Information shown:
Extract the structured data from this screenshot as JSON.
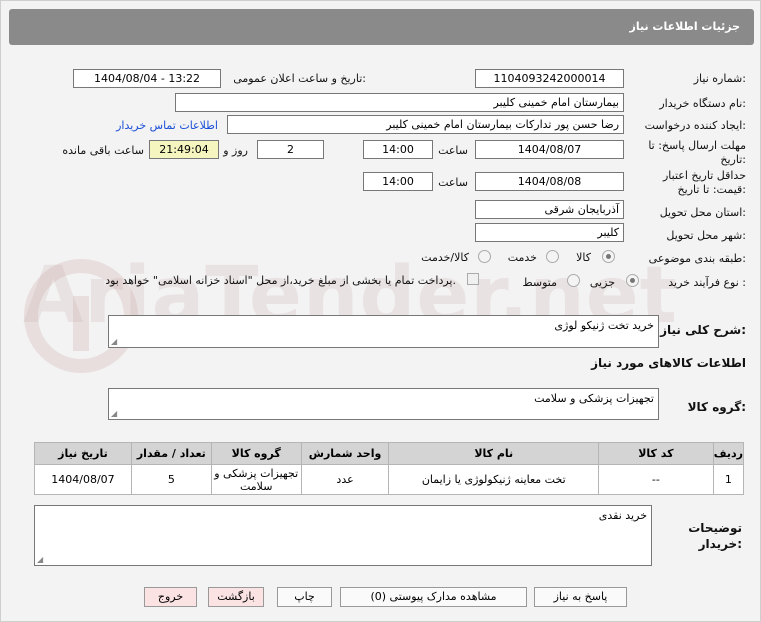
{
  "page_title": "جزئیات اطلاعات نیاز",
  "need_number": {
    "label": "شماره نیاز:",
    "value": "1104093242000014"
  },
  "announce_datetime": {
    "label": "تاریخ و ساعت اعلان عمومی:",
    "value": "1404/08/04 - 13:22"
  },
  "buyer_org": {
    "label": "نام دستگاه خریدار:",
    "value": "بیمارستان امام خمینی کلیبر"
  },
  "requester": {
    "label": "ایجاد کننده درخواست:",
    "value": "رضا حسن پور تدارکات بیمارستان امام خمینی کلیبر",
    "contact_link": "اطلاعات تماس خریدار"
  },
  "reply_deadline": {
    "label_line1": "مهلت ارسال پاسخ: تا",
    "label_line2": "تاریخ:",
    "date": "1404/08/07",
    "time_label": "ساعت",
    "time": "14:00",
    "days": "2",
    "days_label": "روز و",
    "remaining": "21:49:04",
    "remaining_label": "ساعت باقی مانده"
  },
  "price_validity": {
    "label_line1": "حداقل تاریخ اعتبار",
    "label_line2": "قیمت: تا تاریخ:",
    "date": "1404/08/08",
    "time_label": "ساعت",
    "time": "14:00"
  },
  "delivery_province": {
    "label": "استان محل تحویل:",
    "value": "آذربایجان شرقی"
  },
  "delivery_city": {
    "label": "شهر محل تحویل:",
    "value": "کلیبر"
  },
  "category": {
    "label": "طبقه بندی موضوعی:",
    "options": [
      "کالا",
      "خدمت",
      "کالا/خدمت"
    ],
    "selected": "کالا"
  },
  "purchase_type": {
    "label": "نوع فرآیند خرید :",
    "options": [
      "جزیی",
      "متوسط"
    ],
    "selected": "جزیی",
    "treasury_note": "پرداخت تمام یا بخشی از مبلغ خرید،از محل \"اسناد خزانه اسلامی\" خواهد بود."
  },
  "general_description": {
    "label": "شرح کلی نیاز:",
    "value": "خرید تخت ژنیکو لوژی"
  },
  "goods_info_heading": "اطلاعات کالاهای مورد نیاز",
  "goods_group": {
    "label": "گروه کالا:",
    "value": "تجهیزات پزشکی و سلامت"
  },
  "table": {
    "headers": [
      "ردیف",
      "کد کالا",
      "نام کالا",
      "واحد شمارش",
      "گروه کالا",
      "تعداد / مقدار",
      "تاریخ نیاز"
    ],
    "rows": [
      [
        "1",
        "--",
        "تخت معاینه ژنیکولوژی یا زایمان",
        "عدد",
        "تجهیزات پزشکی و سلامت",
        "5",
        "1404/08/07"
      ]
    ]
  },
  "buyer_notes": {
    "label_line1": "توضیحات",
    "label_line2": "خریدار:",
    "value": "خرید نقدی"
  },
  "buttons": {
    "reply": "پاسخ به نیاز",
    "attachments": "مشاهده مدارک پیوستی (0)",
    "print": "چاپ",
    "back": "بازگشت",
    "exit": "خروج"
  },
  "watermark": "AriaTender.net"
}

What you will do:
Say how many lines contain "پاسخ", and give nothing but that number.

Output of the exercise:
2